Set exercise: Find every line in the records below that holds the word "Quantitative", and copy it out.

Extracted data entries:

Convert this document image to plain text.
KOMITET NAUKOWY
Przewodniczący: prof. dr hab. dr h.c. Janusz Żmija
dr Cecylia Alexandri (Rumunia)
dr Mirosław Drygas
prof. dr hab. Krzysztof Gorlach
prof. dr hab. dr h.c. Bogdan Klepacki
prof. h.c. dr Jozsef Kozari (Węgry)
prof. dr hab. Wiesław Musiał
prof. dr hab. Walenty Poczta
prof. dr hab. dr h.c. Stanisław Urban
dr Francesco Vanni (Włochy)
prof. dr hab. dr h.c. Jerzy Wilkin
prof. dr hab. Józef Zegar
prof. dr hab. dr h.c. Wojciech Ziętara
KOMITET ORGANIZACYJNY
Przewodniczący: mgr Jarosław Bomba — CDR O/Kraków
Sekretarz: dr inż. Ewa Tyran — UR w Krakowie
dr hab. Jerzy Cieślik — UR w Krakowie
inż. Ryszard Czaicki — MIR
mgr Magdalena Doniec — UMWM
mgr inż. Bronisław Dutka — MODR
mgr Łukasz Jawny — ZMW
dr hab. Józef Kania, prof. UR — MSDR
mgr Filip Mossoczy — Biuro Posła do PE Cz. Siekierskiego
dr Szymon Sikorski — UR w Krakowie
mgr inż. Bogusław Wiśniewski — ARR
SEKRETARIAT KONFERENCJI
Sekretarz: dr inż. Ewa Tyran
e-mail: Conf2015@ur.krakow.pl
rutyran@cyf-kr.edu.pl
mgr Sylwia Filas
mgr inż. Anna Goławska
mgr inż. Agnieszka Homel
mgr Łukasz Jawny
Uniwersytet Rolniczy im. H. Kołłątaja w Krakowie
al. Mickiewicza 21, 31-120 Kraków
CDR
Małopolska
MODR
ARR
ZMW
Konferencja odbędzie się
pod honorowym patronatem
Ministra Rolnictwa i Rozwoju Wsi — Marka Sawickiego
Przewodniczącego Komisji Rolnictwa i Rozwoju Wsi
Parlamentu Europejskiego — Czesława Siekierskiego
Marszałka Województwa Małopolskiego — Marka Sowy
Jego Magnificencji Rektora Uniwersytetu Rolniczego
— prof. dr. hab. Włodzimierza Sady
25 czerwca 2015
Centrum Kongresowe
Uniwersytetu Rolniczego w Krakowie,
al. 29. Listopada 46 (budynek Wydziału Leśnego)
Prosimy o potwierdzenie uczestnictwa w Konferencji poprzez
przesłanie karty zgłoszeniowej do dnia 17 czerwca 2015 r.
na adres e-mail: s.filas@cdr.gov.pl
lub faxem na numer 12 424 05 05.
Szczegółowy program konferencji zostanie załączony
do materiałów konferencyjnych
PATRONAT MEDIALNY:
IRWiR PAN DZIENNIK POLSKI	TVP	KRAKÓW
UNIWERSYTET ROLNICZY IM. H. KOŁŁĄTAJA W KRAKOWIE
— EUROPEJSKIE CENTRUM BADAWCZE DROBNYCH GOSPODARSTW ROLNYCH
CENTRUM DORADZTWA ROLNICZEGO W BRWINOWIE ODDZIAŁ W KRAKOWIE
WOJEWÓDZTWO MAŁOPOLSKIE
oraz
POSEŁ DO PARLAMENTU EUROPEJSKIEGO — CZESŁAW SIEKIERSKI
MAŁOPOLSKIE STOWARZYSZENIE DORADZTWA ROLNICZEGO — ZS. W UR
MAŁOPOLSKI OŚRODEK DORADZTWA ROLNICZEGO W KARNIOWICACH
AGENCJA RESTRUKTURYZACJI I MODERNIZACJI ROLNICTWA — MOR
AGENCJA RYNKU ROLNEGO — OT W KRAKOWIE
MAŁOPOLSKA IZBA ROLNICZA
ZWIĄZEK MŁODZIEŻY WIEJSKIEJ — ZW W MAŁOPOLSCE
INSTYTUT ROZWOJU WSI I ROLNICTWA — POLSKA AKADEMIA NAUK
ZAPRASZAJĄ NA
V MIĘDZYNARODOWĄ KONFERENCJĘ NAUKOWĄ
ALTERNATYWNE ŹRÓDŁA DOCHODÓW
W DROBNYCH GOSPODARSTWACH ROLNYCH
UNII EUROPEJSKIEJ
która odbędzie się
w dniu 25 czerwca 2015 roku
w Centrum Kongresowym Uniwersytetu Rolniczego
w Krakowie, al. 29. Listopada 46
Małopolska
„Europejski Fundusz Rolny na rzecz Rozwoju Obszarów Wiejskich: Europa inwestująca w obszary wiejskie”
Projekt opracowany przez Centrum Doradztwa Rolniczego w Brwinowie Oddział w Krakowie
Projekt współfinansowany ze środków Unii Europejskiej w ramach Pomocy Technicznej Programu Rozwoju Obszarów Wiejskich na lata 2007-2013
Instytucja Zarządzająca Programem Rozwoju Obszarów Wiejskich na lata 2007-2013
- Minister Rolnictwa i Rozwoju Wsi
--
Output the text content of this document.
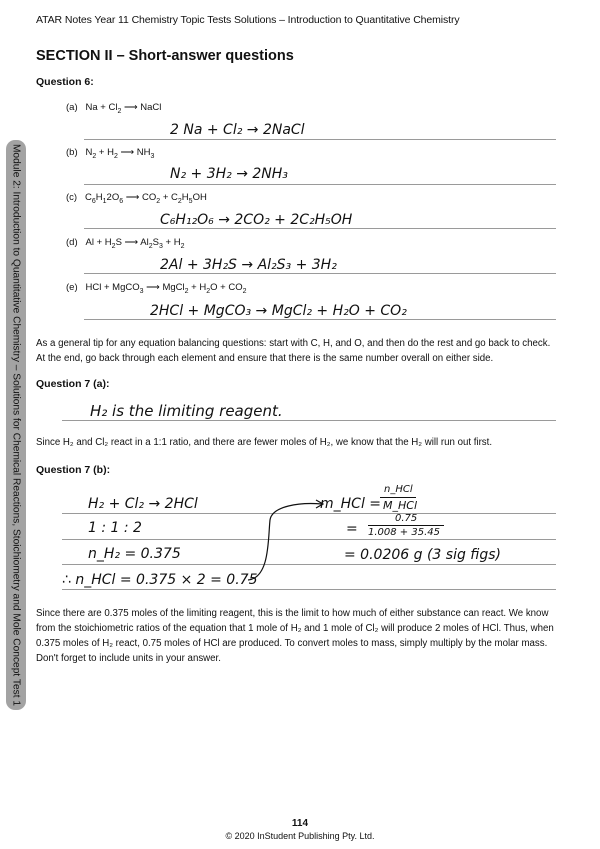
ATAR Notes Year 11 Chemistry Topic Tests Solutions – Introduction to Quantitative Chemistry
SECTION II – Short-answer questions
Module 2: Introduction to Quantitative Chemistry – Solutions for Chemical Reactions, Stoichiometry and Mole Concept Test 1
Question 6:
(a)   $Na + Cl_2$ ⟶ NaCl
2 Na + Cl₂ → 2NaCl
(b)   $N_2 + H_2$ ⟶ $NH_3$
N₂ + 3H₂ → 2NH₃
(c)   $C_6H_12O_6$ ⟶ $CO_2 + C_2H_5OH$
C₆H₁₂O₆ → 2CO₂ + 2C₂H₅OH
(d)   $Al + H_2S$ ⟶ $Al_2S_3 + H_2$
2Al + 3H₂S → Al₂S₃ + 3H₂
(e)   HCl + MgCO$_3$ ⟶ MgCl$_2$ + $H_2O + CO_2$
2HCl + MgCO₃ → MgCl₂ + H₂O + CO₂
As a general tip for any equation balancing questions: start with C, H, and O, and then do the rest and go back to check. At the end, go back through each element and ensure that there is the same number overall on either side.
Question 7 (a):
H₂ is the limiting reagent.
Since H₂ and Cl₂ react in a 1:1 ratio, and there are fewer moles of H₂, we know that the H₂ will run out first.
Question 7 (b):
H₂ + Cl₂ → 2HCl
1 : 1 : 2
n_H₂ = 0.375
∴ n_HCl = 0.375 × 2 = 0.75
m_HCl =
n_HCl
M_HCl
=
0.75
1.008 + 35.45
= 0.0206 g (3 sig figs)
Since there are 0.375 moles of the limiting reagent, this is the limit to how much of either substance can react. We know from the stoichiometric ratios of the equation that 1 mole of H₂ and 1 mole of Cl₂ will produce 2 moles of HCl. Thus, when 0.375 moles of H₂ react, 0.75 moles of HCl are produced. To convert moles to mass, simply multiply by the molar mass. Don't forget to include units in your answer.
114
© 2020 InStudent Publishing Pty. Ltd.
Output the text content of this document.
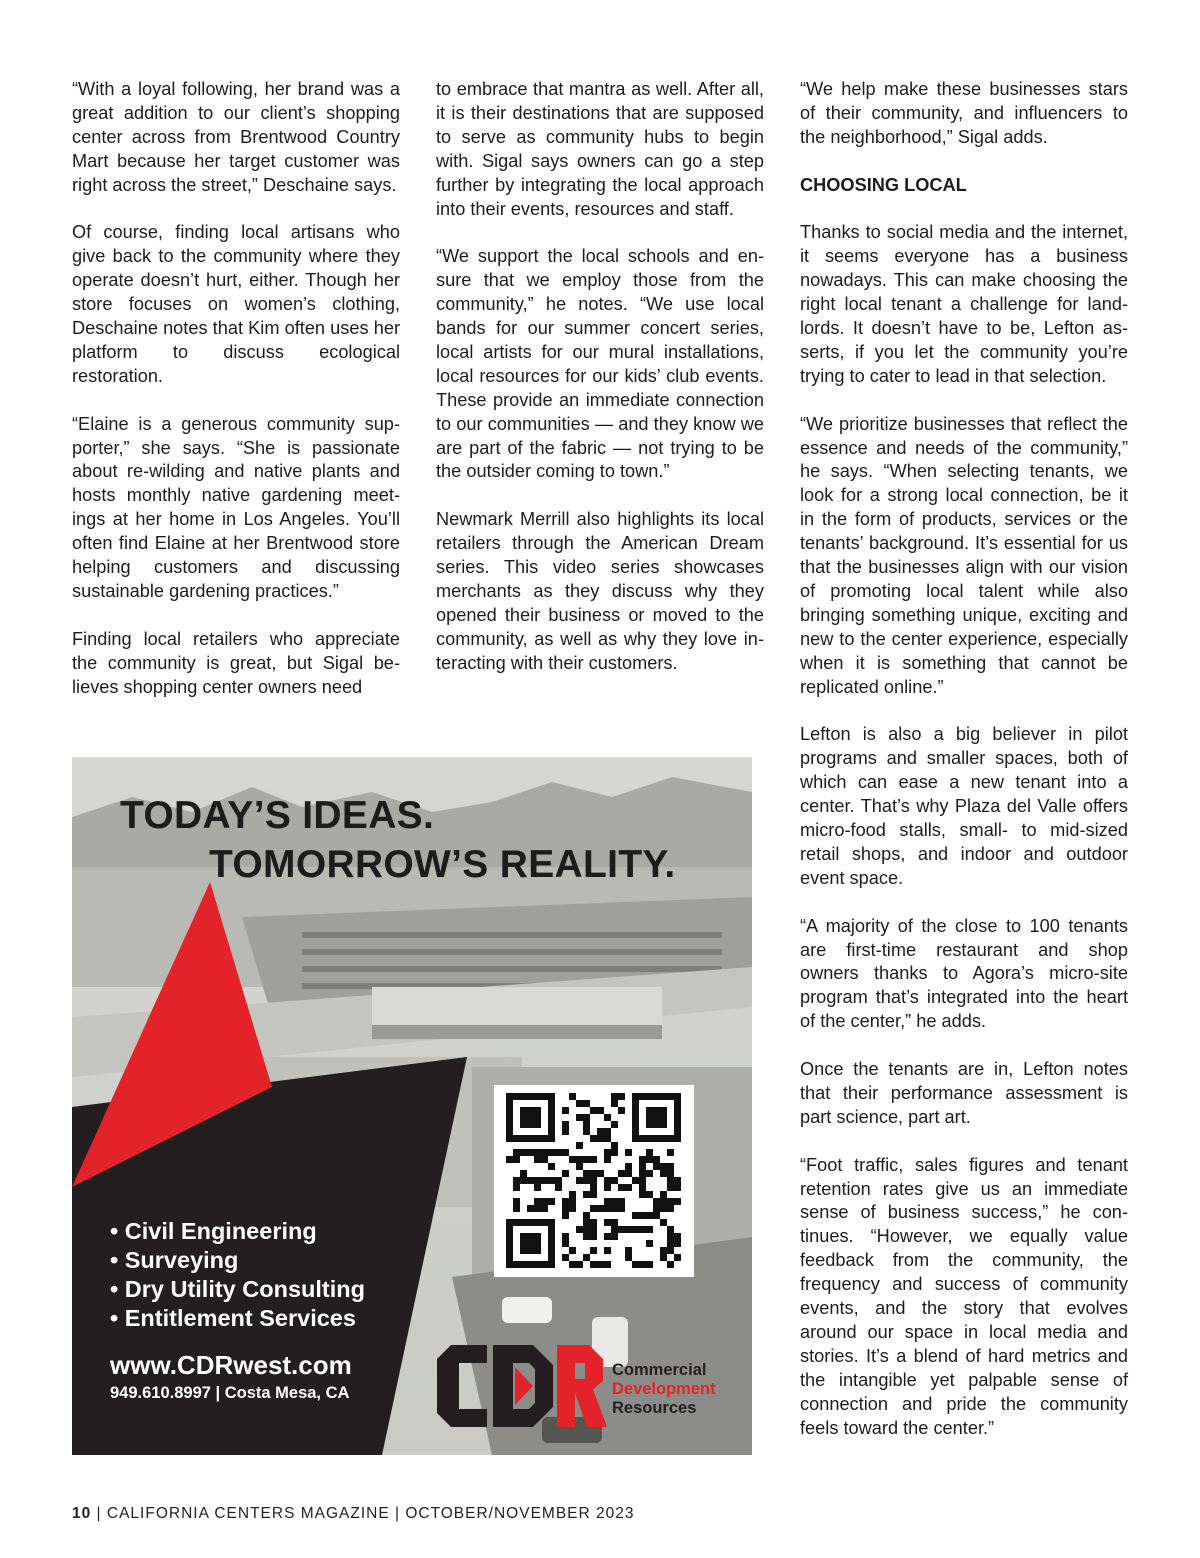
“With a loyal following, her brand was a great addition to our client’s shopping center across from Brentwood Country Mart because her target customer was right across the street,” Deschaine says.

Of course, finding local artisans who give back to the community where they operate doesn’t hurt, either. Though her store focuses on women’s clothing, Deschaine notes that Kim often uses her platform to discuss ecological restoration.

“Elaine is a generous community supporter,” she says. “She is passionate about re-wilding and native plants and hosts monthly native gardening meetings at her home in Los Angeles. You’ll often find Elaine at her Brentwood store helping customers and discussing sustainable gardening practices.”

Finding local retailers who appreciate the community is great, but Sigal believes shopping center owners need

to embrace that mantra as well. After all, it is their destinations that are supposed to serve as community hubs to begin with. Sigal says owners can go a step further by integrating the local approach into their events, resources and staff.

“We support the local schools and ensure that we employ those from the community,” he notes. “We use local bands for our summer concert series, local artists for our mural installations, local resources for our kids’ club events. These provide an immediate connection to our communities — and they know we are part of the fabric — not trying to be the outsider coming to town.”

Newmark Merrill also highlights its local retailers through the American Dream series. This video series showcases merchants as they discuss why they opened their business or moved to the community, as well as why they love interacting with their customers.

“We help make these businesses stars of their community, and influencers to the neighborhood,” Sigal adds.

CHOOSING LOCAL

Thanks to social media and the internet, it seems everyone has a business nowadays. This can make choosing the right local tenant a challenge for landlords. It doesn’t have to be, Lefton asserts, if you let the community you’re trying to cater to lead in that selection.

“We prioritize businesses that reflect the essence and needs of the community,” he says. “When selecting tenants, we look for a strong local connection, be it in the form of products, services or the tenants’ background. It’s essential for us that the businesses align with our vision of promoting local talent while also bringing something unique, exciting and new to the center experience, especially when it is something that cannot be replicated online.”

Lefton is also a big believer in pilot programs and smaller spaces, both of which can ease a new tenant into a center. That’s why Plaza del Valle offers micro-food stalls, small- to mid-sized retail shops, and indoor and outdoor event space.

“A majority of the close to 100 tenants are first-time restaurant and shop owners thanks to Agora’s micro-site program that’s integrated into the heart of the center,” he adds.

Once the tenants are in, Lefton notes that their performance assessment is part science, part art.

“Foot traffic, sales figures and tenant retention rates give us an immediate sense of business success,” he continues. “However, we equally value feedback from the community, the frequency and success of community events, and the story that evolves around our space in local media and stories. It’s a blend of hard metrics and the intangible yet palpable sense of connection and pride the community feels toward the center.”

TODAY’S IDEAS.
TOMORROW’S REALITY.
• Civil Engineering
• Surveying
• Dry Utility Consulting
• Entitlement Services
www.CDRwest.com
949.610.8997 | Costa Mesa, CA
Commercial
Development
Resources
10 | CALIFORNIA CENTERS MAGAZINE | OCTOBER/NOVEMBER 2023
--
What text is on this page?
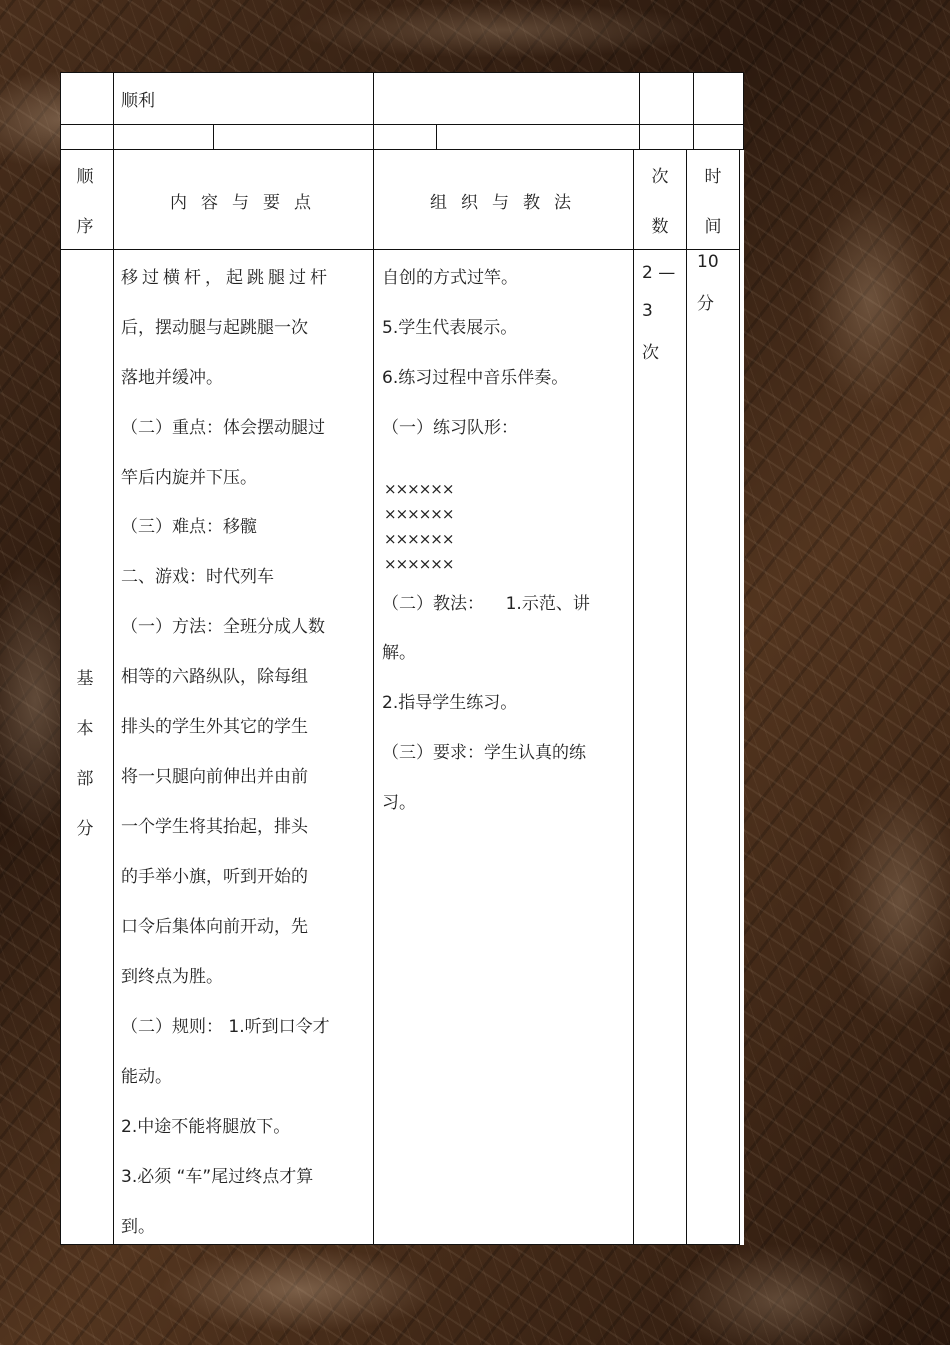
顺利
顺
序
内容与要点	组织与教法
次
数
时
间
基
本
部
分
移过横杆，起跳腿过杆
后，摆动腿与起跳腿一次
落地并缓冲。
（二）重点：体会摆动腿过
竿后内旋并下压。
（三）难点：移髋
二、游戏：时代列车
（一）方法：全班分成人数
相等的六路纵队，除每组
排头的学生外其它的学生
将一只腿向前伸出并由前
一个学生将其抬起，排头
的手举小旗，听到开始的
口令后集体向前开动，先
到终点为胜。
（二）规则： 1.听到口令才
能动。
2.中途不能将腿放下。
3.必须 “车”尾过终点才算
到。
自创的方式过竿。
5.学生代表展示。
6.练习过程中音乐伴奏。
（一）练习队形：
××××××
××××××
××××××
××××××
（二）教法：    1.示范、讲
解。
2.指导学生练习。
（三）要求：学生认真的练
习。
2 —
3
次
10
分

Completed exercise:
ATAR Notes Year 11 Chemistry Topic Tests Solutions – Introduction to Quantitative Chemistry
Module 2: Introduction to Quantitative Chemistry – Solutions for Chemical Reactions, Stoichiometry and Mole Concept Test 1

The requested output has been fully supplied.